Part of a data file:
+-------+
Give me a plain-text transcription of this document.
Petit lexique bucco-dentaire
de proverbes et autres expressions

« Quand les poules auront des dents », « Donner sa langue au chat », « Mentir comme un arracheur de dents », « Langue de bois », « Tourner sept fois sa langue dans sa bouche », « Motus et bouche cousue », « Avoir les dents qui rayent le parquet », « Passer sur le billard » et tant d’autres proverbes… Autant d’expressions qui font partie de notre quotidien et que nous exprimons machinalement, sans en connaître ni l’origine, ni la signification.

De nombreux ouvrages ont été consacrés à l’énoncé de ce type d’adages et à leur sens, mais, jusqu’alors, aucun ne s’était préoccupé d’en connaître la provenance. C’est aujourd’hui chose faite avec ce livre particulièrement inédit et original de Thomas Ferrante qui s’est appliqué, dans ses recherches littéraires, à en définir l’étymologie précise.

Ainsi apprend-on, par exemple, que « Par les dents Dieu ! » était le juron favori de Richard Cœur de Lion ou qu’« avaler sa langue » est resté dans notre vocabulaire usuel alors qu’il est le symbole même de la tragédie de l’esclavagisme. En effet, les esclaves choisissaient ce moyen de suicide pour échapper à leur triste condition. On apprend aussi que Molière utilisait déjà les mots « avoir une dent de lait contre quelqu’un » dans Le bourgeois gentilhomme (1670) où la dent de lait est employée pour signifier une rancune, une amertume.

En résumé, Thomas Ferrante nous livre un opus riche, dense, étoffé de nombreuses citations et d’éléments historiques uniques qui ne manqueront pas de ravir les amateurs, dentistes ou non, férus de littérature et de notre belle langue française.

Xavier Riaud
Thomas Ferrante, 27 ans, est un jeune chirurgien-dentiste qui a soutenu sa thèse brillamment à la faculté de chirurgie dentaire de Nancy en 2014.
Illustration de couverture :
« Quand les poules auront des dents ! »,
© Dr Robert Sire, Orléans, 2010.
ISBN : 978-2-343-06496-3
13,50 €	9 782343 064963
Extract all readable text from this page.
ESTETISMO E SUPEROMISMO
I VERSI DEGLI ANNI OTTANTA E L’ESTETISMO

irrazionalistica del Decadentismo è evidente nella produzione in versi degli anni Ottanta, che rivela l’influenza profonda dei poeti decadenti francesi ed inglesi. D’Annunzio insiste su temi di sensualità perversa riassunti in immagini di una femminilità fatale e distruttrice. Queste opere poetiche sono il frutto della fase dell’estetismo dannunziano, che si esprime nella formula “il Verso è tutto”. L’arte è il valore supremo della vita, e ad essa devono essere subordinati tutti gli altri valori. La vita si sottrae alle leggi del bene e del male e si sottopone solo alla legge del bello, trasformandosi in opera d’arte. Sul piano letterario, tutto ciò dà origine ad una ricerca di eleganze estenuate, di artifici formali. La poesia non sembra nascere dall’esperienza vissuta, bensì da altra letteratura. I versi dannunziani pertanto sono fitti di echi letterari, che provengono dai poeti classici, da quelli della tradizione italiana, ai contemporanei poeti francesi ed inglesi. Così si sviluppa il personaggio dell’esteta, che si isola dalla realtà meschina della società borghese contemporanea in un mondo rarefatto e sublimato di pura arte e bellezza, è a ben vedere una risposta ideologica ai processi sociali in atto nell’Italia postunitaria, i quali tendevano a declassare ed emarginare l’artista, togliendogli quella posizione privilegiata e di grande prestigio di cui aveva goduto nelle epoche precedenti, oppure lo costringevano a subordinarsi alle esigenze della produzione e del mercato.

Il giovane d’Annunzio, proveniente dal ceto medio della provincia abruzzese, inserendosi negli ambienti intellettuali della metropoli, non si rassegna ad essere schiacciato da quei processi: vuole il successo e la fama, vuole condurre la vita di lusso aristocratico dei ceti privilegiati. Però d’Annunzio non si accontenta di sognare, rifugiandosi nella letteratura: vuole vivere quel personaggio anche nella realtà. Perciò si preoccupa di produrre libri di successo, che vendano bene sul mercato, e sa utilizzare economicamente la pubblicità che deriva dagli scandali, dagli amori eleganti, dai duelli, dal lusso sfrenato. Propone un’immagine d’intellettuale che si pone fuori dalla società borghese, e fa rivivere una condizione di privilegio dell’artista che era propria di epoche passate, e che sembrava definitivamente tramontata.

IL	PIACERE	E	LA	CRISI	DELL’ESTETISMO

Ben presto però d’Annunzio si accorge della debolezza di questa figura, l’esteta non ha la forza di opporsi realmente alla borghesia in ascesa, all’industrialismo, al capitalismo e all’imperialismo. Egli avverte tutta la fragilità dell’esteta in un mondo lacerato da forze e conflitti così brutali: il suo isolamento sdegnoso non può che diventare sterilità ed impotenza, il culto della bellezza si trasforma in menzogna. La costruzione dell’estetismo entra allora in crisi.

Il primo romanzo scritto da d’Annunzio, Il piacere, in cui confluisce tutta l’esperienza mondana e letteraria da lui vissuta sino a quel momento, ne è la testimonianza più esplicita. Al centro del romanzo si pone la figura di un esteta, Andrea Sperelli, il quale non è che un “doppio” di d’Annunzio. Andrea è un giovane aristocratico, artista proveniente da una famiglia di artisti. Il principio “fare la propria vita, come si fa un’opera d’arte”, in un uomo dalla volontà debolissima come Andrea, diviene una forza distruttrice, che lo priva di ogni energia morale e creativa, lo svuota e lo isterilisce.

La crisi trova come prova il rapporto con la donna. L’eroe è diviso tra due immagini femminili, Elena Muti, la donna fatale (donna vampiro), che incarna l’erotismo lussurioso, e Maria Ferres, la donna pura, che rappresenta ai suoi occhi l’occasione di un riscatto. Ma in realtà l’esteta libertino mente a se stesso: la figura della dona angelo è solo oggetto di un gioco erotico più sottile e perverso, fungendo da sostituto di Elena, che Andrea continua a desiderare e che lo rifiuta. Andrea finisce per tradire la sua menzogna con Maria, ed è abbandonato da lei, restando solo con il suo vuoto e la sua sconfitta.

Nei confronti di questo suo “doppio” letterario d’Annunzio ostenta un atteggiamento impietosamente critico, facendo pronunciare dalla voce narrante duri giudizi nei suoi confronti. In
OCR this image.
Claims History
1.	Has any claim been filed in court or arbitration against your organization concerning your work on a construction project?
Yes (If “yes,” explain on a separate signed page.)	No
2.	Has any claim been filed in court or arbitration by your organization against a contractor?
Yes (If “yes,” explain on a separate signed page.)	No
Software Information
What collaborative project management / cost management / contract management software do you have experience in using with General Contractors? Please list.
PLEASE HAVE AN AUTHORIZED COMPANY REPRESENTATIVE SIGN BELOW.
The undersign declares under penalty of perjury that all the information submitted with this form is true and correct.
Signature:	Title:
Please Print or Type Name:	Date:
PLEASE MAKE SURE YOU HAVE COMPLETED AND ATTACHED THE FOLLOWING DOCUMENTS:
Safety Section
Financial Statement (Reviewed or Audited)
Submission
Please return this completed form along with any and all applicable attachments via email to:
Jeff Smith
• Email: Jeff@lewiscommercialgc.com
+-------+
Copy all lines of the material above where the string "Jeff" occurs.

Final result:
Jeff Smith
• Email: Jeff@lewiscommercialgc.com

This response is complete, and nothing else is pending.